* _Input for this task_

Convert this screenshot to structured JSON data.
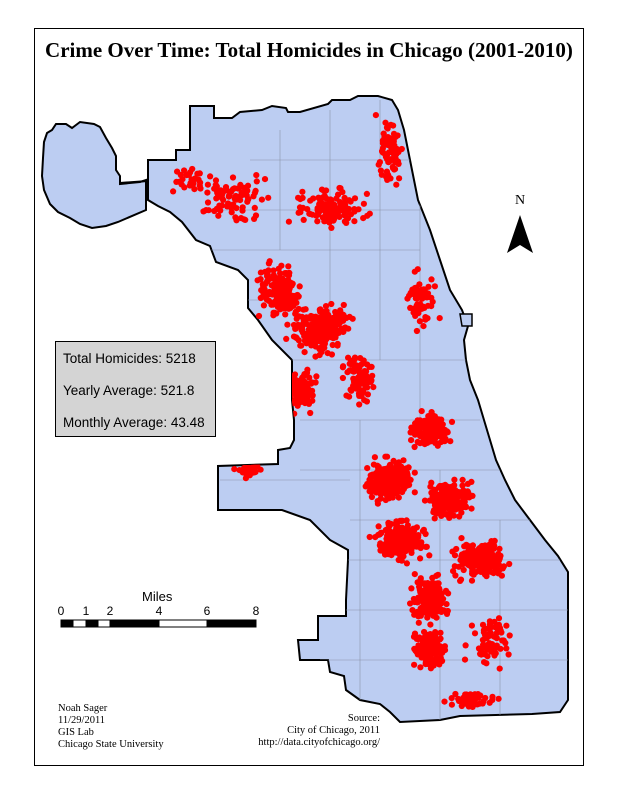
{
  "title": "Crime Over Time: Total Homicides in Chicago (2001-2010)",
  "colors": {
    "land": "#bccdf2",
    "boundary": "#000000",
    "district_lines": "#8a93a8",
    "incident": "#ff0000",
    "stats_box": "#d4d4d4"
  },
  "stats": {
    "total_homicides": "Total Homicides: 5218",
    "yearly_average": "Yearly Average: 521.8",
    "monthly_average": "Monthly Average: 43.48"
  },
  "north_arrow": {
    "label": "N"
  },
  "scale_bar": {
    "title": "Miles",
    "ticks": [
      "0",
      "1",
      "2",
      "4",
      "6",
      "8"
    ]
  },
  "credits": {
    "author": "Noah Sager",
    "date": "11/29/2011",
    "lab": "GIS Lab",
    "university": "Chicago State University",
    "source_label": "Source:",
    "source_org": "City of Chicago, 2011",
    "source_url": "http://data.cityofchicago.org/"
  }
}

--

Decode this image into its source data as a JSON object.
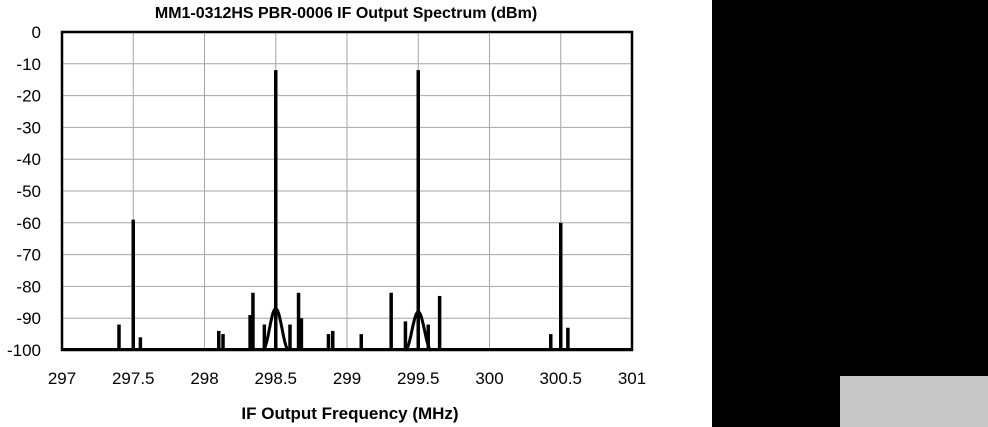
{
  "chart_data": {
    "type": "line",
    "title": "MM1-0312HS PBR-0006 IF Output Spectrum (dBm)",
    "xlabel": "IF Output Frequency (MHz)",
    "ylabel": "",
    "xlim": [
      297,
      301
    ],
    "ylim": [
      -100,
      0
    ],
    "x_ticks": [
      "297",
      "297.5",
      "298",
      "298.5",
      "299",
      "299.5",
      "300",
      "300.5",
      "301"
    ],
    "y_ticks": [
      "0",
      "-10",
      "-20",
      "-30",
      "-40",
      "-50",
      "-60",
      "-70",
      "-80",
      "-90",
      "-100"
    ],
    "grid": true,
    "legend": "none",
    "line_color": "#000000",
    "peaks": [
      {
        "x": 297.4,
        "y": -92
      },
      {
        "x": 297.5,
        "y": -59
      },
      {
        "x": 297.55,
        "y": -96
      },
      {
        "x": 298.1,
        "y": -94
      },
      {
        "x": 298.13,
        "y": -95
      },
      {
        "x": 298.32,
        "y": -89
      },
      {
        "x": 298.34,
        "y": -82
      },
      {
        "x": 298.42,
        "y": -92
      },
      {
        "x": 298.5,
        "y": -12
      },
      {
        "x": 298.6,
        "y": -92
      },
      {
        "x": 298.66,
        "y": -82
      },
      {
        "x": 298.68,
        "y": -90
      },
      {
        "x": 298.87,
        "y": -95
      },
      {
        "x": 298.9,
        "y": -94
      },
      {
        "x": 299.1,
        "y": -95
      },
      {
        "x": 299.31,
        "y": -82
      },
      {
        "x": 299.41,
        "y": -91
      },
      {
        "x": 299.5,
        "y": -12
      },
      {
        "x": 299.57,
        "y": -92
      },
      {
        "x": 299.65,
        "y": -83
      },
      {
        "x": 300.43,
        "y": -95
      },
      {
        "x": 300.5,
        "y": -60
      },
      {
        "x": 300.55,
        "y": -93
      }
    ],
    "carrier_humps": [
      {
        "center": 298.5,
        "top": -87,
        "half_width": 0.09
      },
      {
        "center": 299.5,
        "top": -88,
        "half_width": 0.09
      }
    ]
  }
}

* _Problem to work on_
State how many lines above include the word "Average", and nothing more.

* _Result for this task_
2